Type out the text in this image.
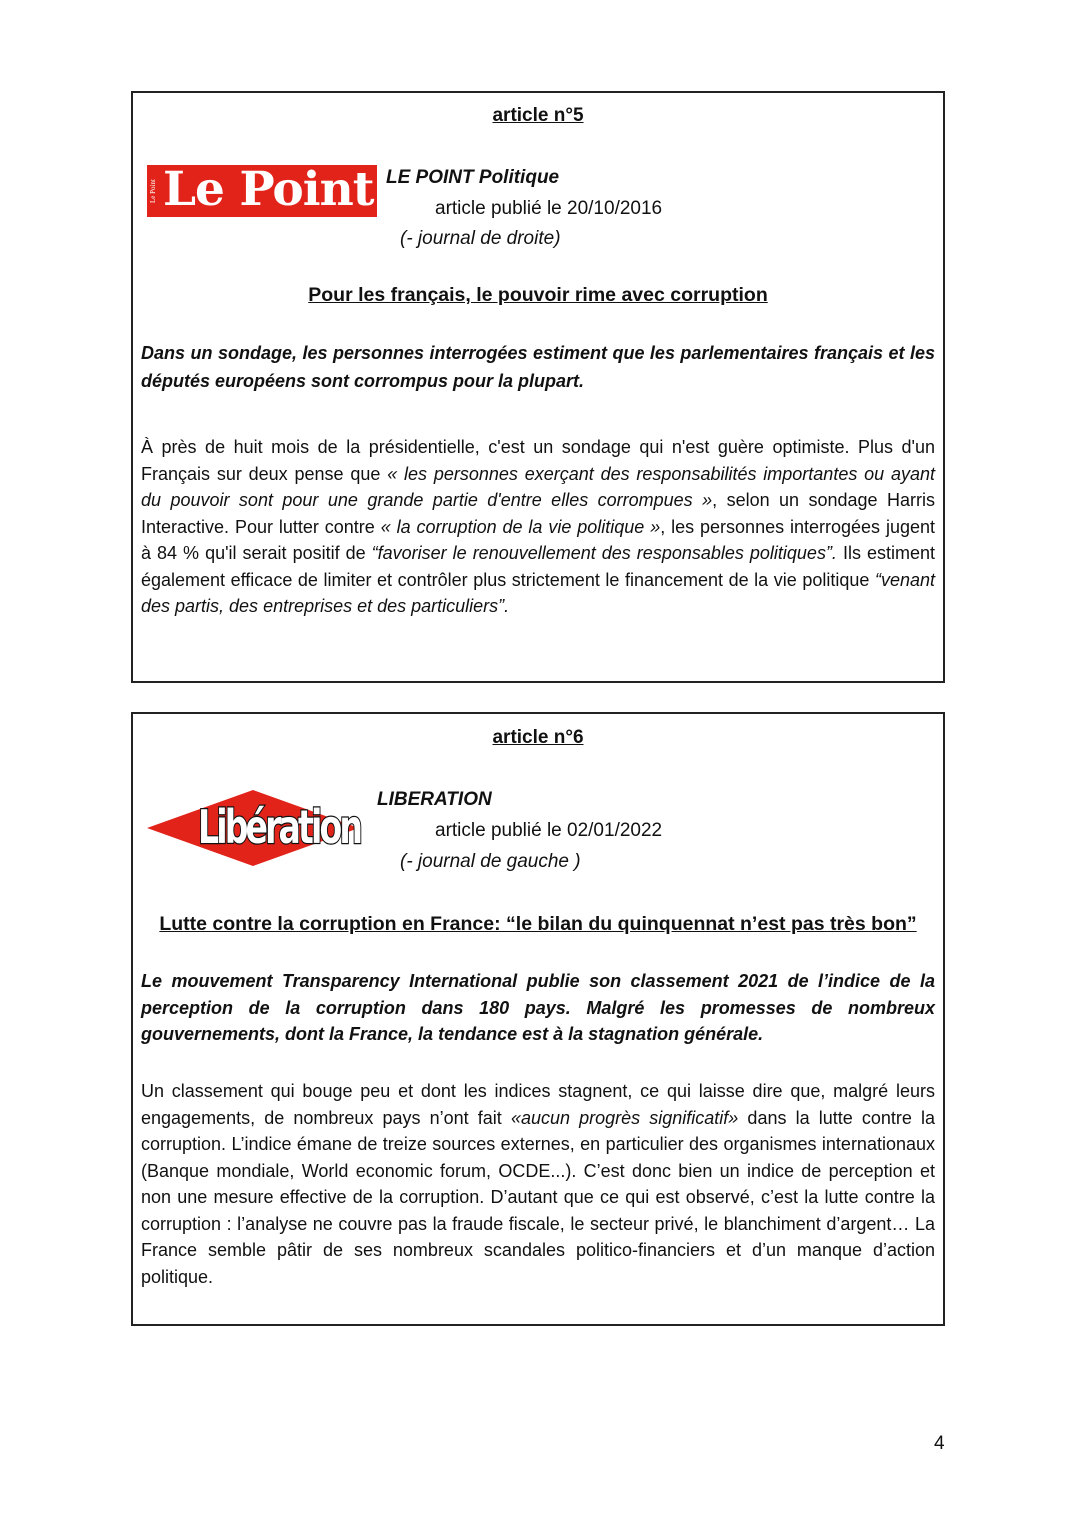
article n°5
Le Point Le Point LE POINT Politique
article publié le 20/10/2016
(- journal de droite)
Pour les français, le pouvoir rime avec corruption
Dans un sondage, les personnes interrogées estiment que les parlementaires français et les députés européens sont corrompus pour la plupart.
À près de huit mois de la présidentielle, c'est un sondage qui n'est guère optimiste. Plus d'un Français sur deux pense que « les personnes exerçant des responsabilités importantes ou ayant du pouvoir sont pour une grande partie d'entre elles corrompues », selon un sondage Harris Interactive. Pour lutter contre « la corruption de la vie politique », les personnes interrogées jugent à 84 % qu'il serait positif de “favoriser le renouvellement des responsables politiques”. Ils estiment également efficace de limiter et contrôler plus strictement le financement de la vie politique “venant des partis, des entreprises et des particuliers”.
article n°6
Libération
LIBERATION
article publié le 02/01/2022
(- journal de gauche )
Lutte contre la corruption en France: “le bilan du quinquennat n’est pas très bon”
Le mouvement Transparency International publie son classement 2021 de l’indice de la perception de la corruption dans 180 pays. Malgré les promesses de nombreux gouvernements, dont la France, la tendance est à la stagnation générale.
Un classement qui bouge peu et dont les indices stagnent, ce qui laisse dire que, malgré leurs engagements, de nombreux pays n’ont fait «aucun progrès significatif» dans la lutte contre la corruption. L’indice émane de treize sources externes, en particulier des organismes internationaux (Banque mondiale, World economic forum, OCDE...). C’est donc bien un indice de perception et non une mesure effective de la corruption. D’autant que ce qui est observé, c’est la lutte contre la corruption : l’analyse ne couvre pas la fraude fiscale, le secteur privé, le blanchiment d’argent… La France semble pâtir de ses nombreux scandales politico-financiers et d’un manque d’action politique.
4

* * *

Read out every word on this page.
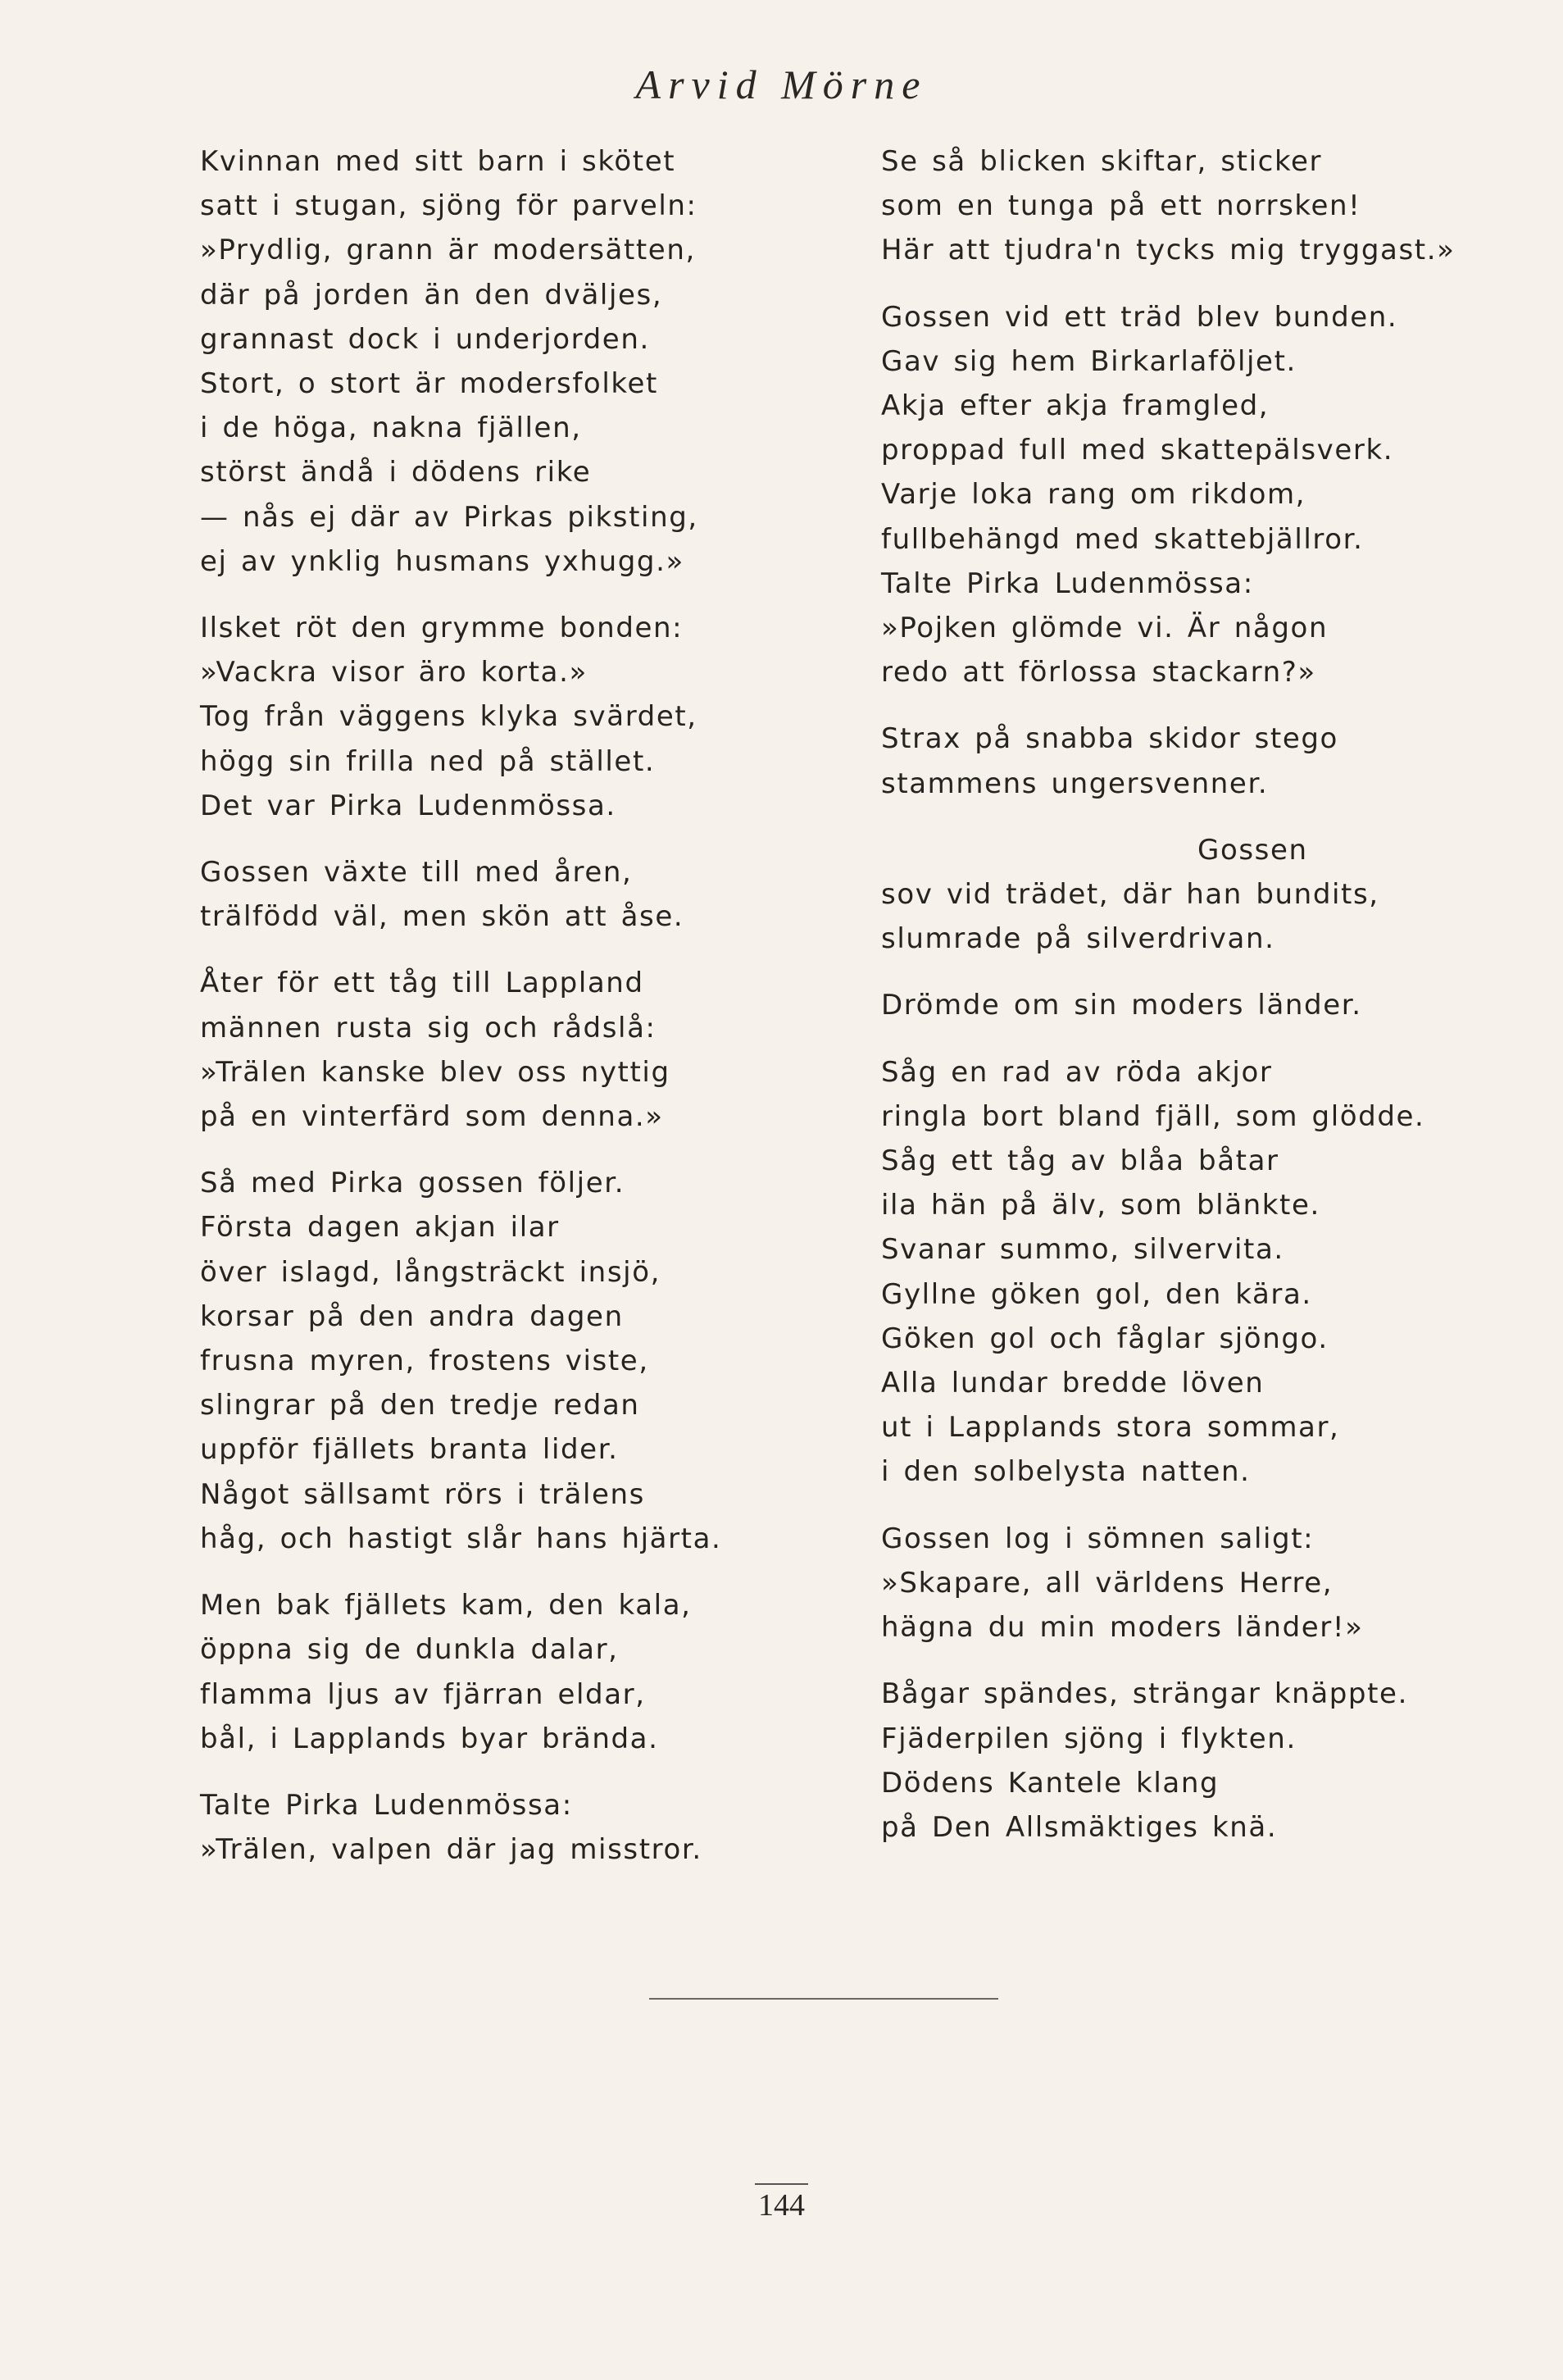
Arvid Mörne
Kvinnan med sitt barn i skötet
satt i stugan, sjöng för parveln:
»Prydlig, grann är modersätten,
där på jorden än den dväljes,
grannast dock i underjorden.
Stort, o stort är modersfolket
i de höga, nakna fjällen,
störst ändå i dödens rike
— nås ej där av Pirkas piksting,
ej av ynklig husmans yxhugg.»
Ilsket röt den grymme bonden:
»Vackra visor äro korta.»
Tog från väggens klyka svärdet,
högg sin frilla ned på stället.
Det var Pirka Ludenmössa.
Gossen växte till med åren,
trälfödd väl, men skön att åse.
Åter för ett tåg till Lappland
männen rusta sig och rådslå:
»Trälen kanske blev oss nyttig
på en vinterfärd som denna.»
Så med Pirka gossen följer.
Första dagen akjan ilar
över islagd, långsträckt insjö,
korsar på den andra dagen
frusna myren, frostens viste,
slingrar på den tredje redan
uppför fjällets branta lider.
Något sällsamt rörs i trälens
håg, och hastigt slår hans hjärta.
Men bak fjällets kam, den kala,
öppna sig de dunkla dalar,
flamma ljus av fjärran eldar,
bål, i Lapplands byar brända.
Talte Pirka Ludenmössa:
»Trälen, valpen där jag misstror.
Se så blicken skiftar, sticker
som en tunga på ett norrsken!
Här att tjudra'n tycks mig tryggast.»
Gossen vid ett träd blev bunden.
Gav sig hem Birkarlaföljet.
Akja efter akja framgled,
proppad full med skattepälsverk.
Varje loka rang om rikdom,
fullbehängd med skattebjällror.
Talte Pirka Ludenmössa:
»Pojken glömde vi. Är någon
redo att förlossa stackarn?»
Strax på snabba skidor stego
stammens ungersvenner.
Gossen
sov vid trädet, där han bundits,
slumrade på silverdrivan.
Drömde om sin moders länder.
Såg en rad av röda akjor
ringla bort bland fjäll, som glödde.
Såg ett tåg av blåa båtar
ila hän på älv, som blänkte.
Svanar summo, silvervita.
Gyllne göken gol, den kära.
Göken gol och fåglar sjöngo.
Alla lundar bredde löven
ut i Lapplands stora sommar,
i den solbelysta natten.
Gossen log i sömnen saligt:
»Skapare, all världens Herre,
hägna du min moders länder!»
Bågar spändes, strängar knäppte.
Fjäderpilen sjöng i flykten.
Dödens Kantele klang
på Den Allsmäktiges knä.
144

» **Set problem**:
Pull every line containing "blev" out of the records.

» **Answer for the task**:
»Trälen kanske blev oss nyttig
Gossen vid ett träd blev bunden.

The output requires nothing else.